- _Your goal_:
Copy each line containing the word "title" from the records that follow, please.

- _Material_:
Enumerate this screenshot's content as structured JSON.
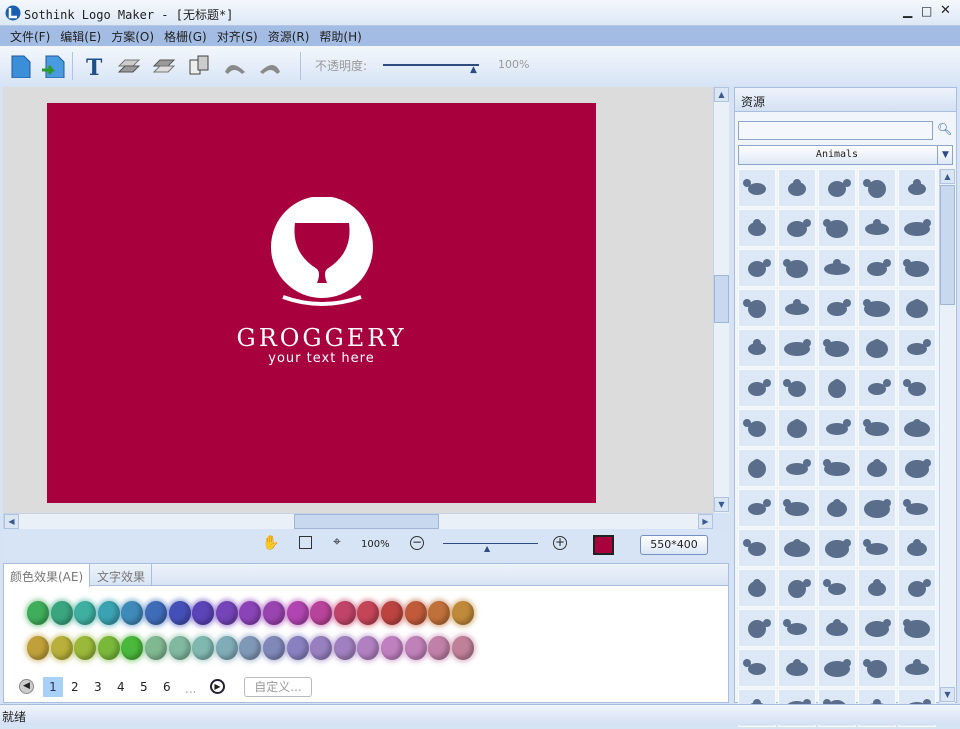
{
  "title": "Sothink Logo Maker - [无标题*]",
  "menu": [
    "文件(F)",
    "编辑(E)",
    "方案(O)",
    "格栅(G)",
    "对齐(S)",
    "资源(R)",
    "帮助(H)"
  ],
  "toolbar": {
    "opacity_label": "不透明度:",
    "opacity_value": "100%",
    "opacity_fraction": 1.0
  },
  "logo": {
    "name": "GROGGERY",
    "tagline": "your text here",
    "background": "#a8003c"
  },
  "zoom": {
    "value": "100%",
    "canvas_size": "550*400",
    "fill_color": "#a8003c"
  },
  "tabs": [
    "颜色效果(AE)",
    "文字效果"
  ],
  "swatches": [
    [
      "#3fae5a",
      "#3aa67f",
      "#3fb0a0",
      "#3aa2b0",
      "#3f8ab8",
      "#3f6cb8",
      "#4450b8",
      "#5a44b8",
      "#7444b8",
      "#8a44b8",
      "#9a44b0",
      "#b044b0",
      "#b8449a",
      "#c0446a",
      "#c44458",
      "#bc4440",
      "#c05a3a",
      "#c0703a",
      "#c08a3a"
    ],
    [
      "#c0a03a",
      "#b8b03a",
      "#9ab83a",
      "#7ab83a",
      "#4ab83a",
      "#80b890",
      "#80b8a0",
      "#80b8b0",
      "#80acb8",
      "#8098b8",
      "#8088b8",
      "#8880c0",
      "#9880c0",
      "#a080c0",
      "#b080c0",
      "#c080c0",
      "#c080b8",
      "#c080a8",
      "#c08098"
    ]
  ],
  "pagination": {
    "pages": [
      "1",
      "2",
      "3",
      "4",
      "5",
      "6"
    ],
    "ellipsis": "...",
    "current": "1",
    "custom_button": "自定义..."
  },
  "resources": {
    "title": "资源",
    "search_value": "",
    "category": "Animals"
  },
  "status": "就绪"
}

- _Reply to the task_:
  "title": "Sothink Logo Maker - [无标题*]",
    "title": "资源",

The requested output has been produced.